----- Records supplied
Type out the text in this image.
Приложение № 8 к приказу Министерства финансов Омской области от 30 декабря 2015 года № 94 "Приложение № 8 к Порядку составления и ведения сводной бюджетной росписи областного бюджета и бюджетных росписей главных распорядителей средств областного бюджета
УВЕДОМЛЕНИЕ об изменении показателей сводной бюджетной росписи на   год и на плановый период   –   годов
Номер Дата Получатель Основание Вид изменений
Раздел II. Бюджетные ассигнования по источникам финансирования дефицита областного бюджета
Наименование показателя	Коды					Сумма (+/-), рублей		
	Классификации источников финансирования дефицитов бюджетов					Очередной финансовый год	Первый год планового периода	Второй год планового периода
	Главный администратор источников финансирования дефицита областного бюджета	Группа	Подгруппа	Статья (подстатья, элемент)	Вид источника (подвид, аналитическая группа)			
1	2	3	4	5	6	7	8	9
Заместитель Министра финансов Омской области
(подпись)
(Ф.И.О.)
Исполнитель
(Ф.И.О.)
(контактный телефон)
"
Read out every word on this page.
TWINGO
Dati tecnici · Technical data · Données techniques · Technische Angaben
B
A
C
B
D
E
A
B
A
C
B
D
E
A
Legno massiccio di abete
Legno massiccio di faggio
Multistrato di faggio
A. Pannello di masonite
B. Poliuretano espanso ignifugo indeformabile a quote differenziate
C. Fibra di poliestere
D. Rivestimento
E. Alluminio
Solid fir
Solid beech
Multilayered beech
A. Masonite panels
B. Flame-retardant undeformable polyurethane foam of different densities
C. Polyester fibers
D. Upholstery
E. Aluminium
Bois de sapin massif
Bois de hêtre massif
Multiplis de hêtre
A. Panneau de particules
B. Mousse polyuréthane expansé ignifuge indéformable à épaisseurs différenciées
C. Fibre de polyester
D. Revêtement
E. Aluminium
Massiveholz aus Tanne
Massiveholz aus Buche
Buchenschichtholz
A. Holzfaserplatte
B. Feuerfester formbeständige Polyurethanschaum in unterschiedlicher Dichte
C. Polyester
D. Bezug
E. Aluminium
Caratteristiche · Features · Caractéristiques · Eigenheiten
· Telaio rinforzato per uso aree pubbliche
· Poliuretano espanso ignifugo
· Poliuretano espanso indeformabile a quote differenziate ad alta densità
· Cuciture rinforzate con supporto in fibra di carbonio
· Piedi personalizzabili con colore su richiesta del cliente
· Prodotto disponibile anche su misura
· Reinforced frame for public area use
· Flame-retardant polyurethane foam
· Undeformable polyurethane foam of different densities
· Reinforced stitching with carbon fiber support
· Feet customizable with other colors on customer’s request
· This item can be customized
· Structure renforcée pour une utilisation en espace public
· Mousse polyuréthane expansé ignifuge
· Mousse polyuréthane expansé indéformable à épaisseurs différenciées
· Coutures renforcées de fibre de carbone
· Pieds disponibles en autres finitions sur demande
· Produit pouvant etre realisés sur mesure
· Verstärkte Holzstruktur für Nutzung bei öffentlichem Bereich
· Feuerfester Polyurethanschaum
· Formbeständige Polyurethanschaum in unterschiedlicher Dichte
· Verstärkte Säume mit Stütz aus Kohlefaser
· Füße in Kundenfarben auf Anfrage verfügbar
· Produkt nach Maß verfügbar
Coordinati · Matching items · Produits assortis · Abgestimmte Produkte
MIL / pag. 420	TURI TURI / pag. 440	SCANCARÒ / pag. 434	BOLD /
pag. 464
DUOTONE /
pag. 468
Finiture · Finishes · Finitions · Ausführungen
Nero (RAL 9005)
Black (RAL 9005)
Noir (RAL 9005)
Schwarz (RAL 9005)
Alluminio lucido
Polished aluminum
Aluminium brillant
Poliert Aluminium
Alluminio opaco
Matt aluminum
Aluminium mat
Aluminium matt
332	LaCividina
----------
Word for word, quote all of the data above.

Response to the task ->
Type out the text in this image.
Приложение № 8 к приказу Министерства финансов Омской области от 30 декабря 2015 года № 94 "Приложение № 8 к Порядку составления и ведения сводной бюджетной росписи областного бюджета и бюджетных росписей главных распорядителей средств областного бюджета
УВЕДОМЛЕНИЕ об изменении показателей сводной бюджетной росписи на   год и на плановый период   –   годов
Номер Дата Получатель Основание Вид изменений
Раздел II. Бюджетные ассигнования по источникам финансирования дефицита областного бюджета
Наименование показателя	Коды					Сумма (+/-), рублей		
	Классификации источников финансирования дефицитов бюджетов					Очередной финансовый год	Первый год планового периода	Второй год планового периода
	Главный администратор источников финансирования дефицита областного бюджета	Группа	Подгруппа	Статья (подстатья, элемент)	Вид источника (подвид, аналитическая группа)			
1	2	3	4	5	6	7	8	9
Заместитель Министра финансов Омской области
(подпись)
(Ф.И.О.)
Исполнитель
(Ф.И.О.)
(контактный телефон)
"
Read out every word on this page.
TWINGO
Dati tecnici · Technical data · Données techniques · Technische Angaben
B
A
C
B
D
E
A
B
A
C
B
D
E
A
Legno massiccio di abete
Legno massiccio di faggio
Multistrato di faggio
A. Pannello di masonite
B. Poliuretano espanso ignifugo indeformabile a quote differenziate
C. Fibra di poliestere
D. Rivestimento
E. Alluminio
Solid fir
Solid beech
Multilayered beech
A. Masonite panels
B. Flame-retardant undeformable polyurethane foam of different densities
C. Polyester fibers
D. Upholstery
E. Aluminium
Bois de sapin massif
Bois de hêtre massif
Multiplis de hêtre
A. Panneau de particules
B. Mousse polyuréthane expansé ignifuge indéformable à épaisseurs différenciées
C. Fibre de polyester
D. Revêtement
E. Aluminium
Massiveholz aus Tanne
Massiveholz aus Buche
Buchenschichtholz
A. Holzfaserplatte
B. Feuerfester formbeständige Polyurethanschaum in unterschiedlicher Dichte
C. Polyester
D. Bezug
E. Aluminium
Caratteristiche · Features · Caractéristiques · Eigenheiten
· Telaio rinforzato per uso aree pubbliche
· Poliuretano espanso ignifugo
· Poliuretano espanso indeformabile a quote differenziate ad alta densità
· Cuciture rinforzate con supporto in fibra di carbonio
· Piedi personalizzabili con colore su richiesta del cliente
· Prodotto disponibile anche su misura
· Reinforced frame for public area use
· Flame-retardant polyurethane foam
· Undeformable polyurethane foam of different densities
· Reinforced stitching with carbon fiber support
· Feet customizable with other colors on customer’s request
· This item can be customized
· Structure renforcée pour une utilisation en espace public
· Mousse polyuréthane expansé ignifuge
· Mousse polyuréthane expansé indéformable à épaisseurs différenciées
· Coutures renforcées de fibre de carbone
· Pieds disponibles en autres finitions sur demande
· Produit pouvant etre realisés sur mesure
· Verstärkte Holzstruktur für Nutzung bei öffentlichem Bereich
· Feuerfester Polyurethanschaum
· Formbeständige Polyurethanschaum in unterschiedlicher Dichte
· Verstärkte Säume mit Stütz aus Kohlefaser
· Füße in Kundenfarben auf Anfrage verfügbar
· Produkt nach Maß verfügbar
Coordinati · Matching items · Produits assortis · Abgestimmte Produkte
MIL / pag. 420	TURI TURI / pag. 440	SCANCARÒ / pag. 434	BOLD /
pag. 464
DUOTONE /
pag. 468
Finiture · Finishes · Finitions · Ausführungen
Nero (RAL 9005)
Black (RAL 9005)
Noir (RAL 9005)
Schwarz (RAL 9005)
Alluminio lucido
Polished aluminum
Aluminium brillant
Poliert Aluminium
Alluminio opaco
Matt aluminum
Aluminium mat
Aluminium matt
332	LaCividina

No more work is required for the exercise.